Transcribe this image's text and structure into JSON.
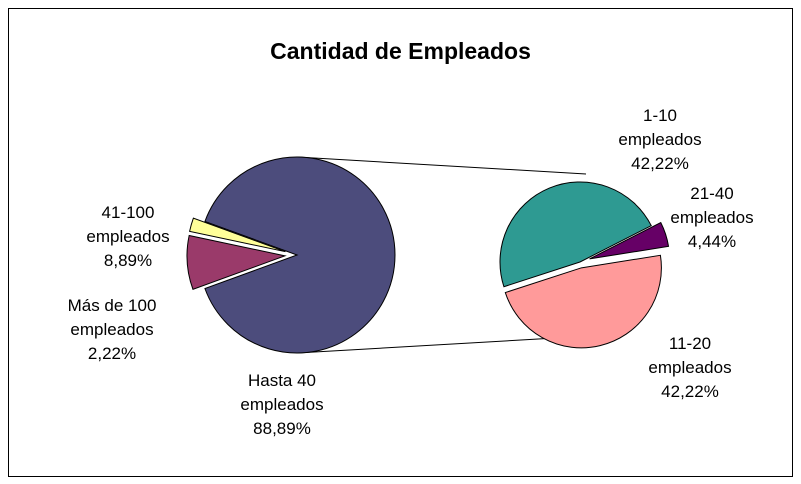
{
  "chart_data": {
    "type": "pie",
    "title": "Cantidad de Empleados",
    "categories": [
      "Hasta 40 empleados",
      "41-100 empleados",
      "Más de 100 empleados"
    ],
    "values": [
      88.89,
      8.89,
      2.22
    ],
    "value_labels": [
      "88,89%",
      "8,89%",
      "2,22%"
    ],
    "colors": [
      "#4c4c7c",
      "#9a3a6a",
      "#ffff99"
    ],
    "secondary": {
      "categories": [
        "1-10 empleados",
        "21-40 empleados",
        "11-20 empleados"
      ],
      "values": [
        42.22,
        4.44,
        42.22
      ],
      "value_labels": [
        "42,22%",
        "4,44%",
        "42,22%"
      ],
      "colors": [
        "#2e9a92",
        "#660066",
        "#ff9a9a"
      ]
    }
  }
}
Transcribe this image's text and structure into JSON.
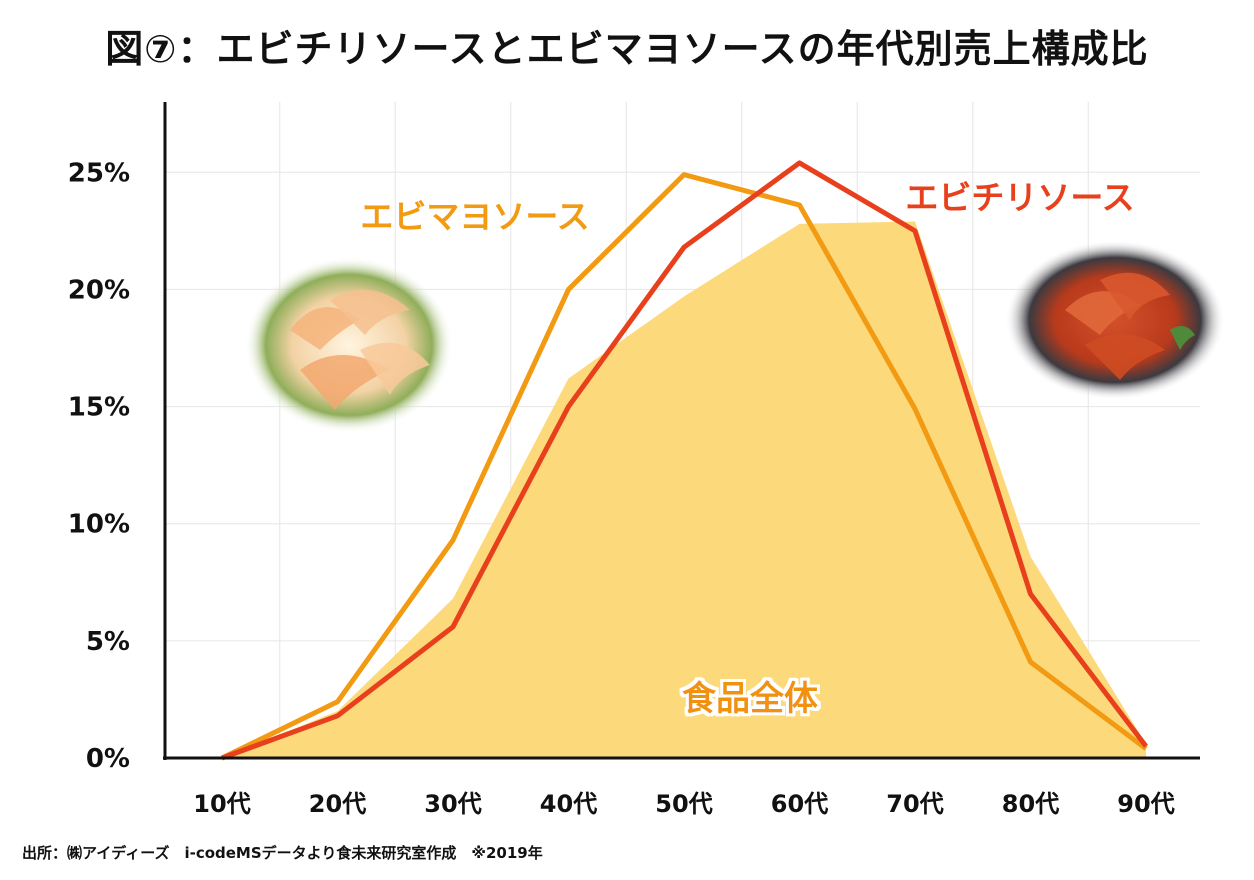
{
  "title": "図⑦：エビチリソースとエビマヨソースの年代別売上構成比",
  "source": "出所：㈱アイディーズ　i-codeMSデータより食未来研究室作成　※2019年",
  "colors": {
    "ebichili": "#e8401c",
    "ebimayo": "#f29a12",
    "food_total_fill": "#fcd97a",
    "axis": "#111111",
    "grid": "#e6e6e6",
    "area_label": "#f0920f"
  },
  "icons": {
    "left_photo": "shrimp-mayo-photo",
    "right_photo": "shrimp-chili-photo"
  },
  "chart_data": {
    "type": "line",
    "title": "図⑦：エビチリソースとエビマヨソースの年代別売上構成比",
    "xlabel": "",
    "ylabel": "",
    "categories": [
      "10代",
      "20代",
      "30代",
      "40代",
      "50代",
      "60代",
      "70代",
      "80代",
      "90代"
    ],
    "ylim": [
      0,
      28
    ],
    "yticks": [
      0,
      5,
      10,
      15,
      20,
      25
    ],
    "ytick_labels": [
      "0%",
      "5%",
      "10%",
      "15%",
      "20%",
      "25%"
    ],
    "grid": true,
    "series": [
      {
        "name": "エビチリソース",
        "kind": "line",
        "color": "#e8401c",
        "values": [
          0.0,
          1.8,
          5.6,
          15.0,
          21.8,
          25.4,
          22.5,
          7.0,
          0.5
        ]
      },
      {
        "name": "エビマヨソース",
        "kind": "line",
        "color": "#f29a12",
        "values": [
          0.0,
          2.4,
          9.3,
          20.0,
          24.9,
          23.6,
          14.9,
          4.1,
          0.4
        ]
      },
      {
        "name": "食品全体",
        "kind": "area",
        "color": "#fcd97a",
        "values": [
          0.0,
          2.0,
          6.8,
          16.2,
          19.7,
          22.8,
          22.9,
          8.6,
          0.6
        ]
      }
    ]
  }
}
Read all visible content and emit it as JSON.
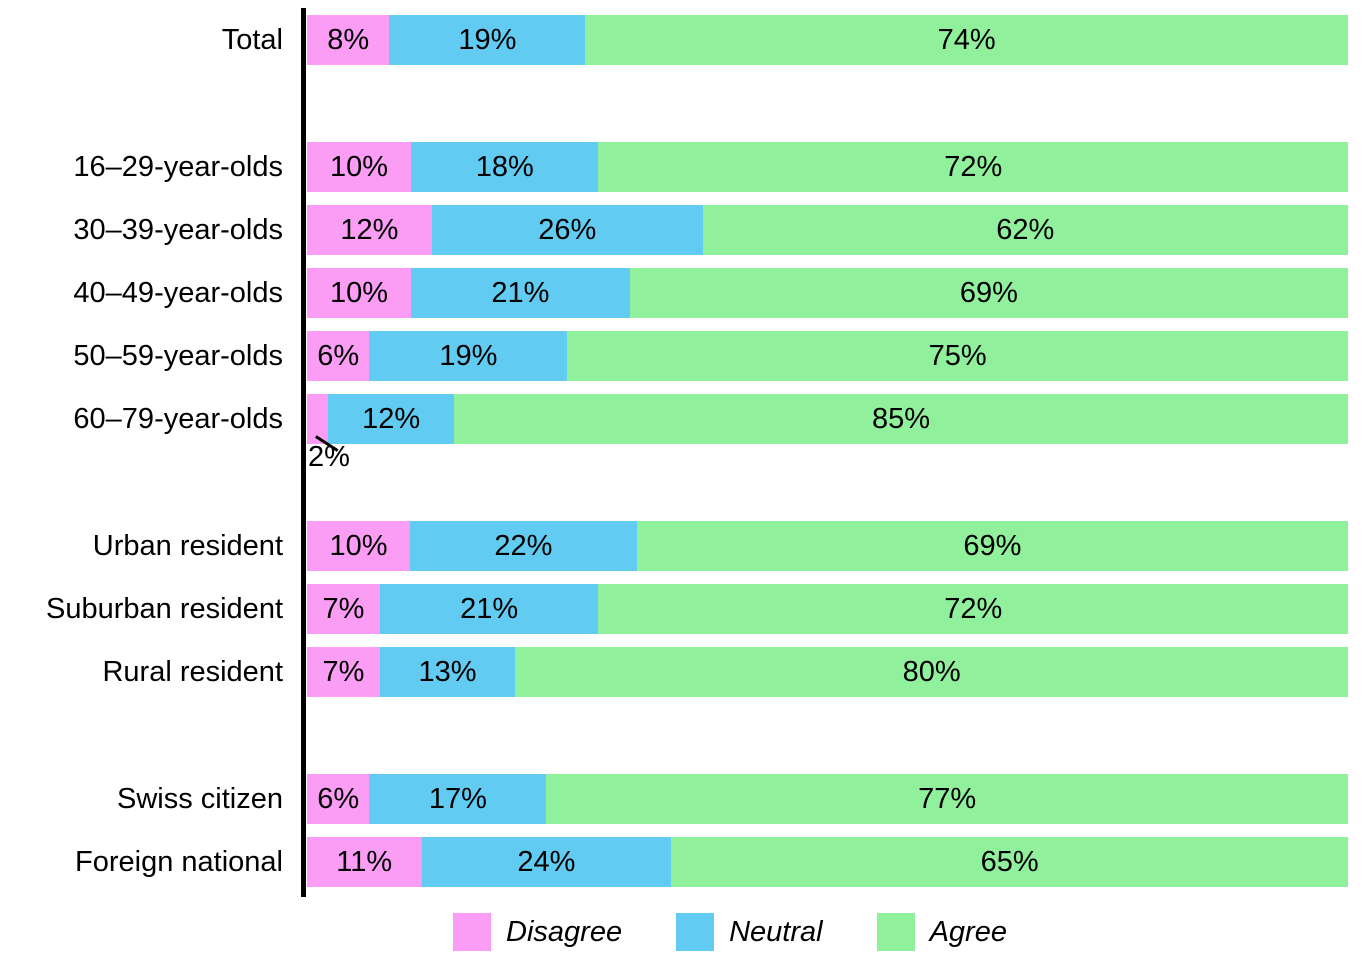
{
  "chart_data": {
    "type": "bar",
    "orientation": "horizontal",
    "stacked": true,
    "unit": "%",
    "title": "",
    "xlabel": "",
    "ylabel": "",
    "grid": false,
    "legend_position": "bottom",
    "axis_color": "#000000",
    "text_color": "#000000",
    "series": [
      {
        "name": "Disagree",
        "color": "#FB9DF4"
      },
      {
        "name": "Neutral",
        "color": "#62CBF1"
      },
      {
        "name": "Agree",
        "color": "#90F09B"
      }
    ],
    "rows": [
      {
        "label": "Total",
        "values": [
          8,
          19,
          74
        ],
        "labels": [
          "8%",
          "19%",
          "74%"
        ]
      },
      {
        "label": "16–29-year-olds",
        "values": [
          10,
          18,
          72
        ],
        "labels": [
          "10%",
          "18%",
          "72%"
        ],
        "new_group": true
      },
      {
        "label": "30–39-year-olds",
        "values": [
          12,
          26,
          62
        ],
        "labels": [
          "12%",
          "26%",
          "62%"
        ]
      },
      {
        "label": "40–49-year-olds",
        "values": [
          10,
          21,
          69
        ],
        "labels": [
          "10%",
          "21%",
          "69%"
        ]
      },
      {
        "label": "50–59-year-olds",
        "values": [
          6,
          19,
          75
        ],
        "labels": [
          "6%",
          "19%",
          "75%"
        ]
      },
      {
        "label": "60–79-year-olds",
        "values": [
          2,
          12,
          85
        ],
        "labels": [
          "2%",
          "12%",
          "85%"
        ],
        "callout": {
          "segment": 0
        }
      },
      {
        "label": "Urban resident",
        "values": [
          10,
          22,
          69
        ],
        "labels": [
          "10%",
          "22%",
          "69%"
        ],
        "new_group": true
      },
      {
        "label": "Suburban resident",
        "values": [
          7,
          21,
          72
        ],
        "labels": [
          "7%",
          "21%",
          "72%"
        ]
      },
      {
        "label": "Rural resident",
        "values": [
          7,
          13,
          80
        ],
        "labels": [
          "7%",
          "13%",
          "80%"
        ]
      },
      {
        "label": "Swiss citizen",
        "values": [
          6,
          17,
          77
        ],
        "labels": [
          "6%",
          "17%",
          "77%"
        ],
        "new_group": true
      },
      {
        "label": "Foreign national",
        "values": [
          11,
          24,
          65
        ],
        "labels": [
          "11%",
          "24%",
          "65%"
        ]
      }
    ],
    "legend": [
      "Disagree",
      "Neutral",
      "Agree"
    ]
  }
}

▸ **JOB**: Omit every picture, and otherwise quote the entries exactly.

▸ **SOLUTION FOR THIS EXERCISE**:
Transcribe this image's text and structure into JSON.
{
  "chart_data": {
    "type": "pie",
    "title": "Cantidad de Empleados",
    "categories": [
      "Hasta 40 empleados",
      "41-100 empleados",
      "Más de 100 empleados"
    ],
    "values": [
      88.89,
      8.89,
      2.22
    ],
    "value_labels": [
      "88,89%",
      "8,89%",
      "2,22%"
    ],
    "colors": [
      "#4c4c7c",
      "#9a3a6a",
      "#ffff99"
    ],
    "secondary": {
      "categories": [
        "1-10 empleados",
        "21-40 empleados",
        "11-20 empleados"
      ],
      "values": [
        42.22,
        4.44,
        42.22
      ],
      "value_labels": [
        "42,22%",
        "4,44%",
        "42,22%"
      ],
      "colors": [
        "#2e9a92",
        "#660066",
        "#ff9a9a"
      ]
    }
  }
}
Transcribe this image's text and structure into JSON.
{
  "title": "図⑦：エビチリソースとエビマヨソースの年代別売上構成比",
  "source": "出所：㈱アイディーズ　i-codeMSデータより食未来研究室作成　※2019年",
  "colors": {
    "ebichili": "#e8401c",
    "ebimayo": "#f29a12",
    "food_total_fill": "#fcd97a",
    "axis": "#111111",
    "grid": "#e6e6e6",
    "area_label": "#f0920f"
  },
  "icons": {
    "left_photo": "shrimp-mayo-photo",
    "right_photo": "shrimp-chili-photo"
  },
  "chart_data": {
    "type": "line",
    "title": "図⑦：エビチリソースとエビマヨソースの年代別売上構成比",
    "xlabel": "",
    "ylabel": "",
    "categories": [
      "10代",
      "20代",
      "30代",
      "40代",
      "50代",
      "60代",
      "70代",
      "80代",
      "90代"
    ],
    "ylim": [
      0,
      28
    ],
    "yticks": [
      0,
      5,
      10,
      15,
      20,
      25
    ],
    "ytick_labels": [
      "0%",
      "5%",
      "10%",
      "15%",
      "20%",
      "25%"
    ],
    "grid": true,
    "series": [
      {
        "name": "エビチリソース",
        "kind": "line",
        "color": "#e8401c",
        "values": [
          0.0,
          1.8,
          5.6,
          15.0,
          21.8,
          25.4,
          22.5,
          7.0,
          0.5
        ]
      },
      {
        "name": "エビマヨソース",
        "kind": "line",
        "color": "#f29a12",
        "values": [
          0.0,
          2.4,
          9.3,
          20.0,
          24.9,
          23.6,
          14.9,
          4.1,
          0.4
        ]
      },
      {
        "name": "食品全体",
        "kind": "area",
        "color": "#fcd97a",
        "values": [
          0.0,
          2.0,
          6.8,
          16.2,
          19.7,
          22.8,
          22.9,
          8.6,
          0.6
        ]
      }
    ]
  }
}
Read all visible content and emit it as JSON.
{
  "chart_data": {
    "type": "bar",
    "orientation": "horizontal",
    "stacked": true,
    "unit": "%",
    "title": "",
    "xlabel": "",
    "ylabel": "",
    "grid": false,
    "legend_position": "bottom",
    "axis_color": "#000000",
    "text_color": "#000000",
    "series": [
      {
        "name": "Disagree",
        "color": "#FB9DF4"
      },
      {
        "name": "Neutral",
        "color": "#62CBF1"
      },
      {
        "name": "Agree",
        "color": "#90F09B"
      }
    ],
    "rows": [
      {
        "label": "Total",
        "values": [
          8,
          19,
          74
        ],
        "labels": [
          "8%",
          "19%",
          "74%"
        ]
      },
      {
        "label": "16–29-year-olds",
        "values": [
          10,
          18,
          72
        ],
        "labels": [
          "10%",
          "18%",
          "72%"
        ],
        "new_group": true
      },
      {
        "label": "30–39-year-olds",
        "values": [
          12,
          26,
          62
        ],
        "labels": [
          "12%",
          "26%",
          "62%"
        ]
      },
      {
        "label": "40–49-year-olds",
        "values": [
          10,
          21,
          69
        ],
        "labels": [
          "10%",
          "21%",
          "69%"
        ]
      },
      {
        "label": "50–59-year-olds",
        "values": [
          6,
          19,
          75
        ],
        "labels": [
          "6%",
          "19%",
          "75%"
        ]
      },
      {
        "label": "60–79-year-olds",
        "values": [
          2,
          12,
          85
        ],
        "labels": [
          "2%",
          "12%",
          "85%"
        ],
        "callout": {
          "segment": 0
        }
      },
      {
        "label": "Urban resident",
        "values": [
          10,
          22,
          69
        ],
        "labels": [
          "10%",
          "22%",
          "69%"
        ],
        "new_group": true
      },
      {
        "label": "Suburban resident",
        "values": [
          7,
          21,
          72
        ],
        "labels": [
          "7%",
          "21%",
          "72%"
        ]
      },
      {
        "label": "Rural resident",
        "values": [
          7,
          13,
          80
        ],
        "labels": [
          "7%",
          "13%",
          "80%"
        ]
      },
      {
        "label": "Swiss citizen",
        "values": [
          6,
          17,
          77
        ],
        "labels": [
          "6%",
          "17%",
          "77%"
        ],
        "new_group": true
      },
      {
        "label": "Foreign national",
        "values": [
          11,
          24,
          65
        ],
        "labels": [
          "11%",
          "24%",
          "65%"
        ]
      }
    ],
    "legend": [
      "Disagree",
      "Neutral",
      "Agree"
    ]
  }
}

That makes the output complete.